#### RECORDED INFORMATION
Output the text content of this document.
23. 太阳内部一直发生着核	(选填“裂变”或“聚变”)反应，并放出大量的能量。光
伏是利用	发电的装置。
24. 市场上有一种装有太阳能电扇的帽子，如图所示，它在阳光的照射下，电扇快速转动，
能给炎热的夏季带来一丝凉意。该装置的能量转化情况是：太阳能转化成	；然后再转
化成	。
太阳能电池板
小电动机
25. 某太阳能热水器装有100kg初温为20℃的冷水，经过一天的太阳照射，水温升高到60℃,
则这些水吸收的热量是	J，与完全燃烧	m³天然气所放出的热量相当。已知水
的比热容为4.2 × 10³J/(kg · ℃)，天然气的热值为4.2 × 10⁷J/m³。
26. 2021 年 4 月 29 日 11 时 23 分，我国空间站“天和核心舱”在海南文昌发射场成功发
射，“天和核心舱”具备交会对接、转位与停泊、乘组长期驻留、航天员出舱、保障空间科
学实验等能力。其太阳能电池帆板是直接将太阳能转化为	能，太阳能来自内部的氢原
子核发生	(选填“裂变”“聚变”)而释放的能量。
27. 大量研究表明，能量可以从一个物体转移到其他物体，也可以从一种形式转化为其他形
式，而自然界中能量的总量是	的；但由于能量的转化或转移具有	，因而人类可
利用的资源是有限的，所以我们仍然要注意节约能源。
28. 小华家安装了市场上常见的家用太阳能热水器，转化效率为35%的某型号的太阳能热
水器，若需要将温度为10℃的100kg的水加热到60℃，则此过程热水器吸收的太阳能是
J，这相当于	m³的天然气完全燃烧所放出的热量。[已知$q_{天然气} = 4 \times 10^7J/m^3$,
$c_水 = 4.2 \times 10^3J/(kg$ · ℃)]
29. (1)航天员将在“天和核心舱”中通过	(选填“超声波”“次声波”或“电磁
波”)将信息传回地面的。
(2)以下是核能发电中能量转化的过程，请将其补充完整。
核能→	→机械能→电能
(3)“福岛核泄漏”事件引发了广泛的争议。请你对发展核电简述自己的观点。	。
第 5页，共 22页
########
- _TASK DIRECTIONS_
Every line in the data that holds "times" should be copied out.

- _THE ANSWER_
J，这相当于	m³的天然气完全燃烧所放出的热量。[已知$q_{天然气} = 4 \times 10^7J/m^3$,
$c_水 = 4.2 \times 10^3J/(kg$ · ℃)]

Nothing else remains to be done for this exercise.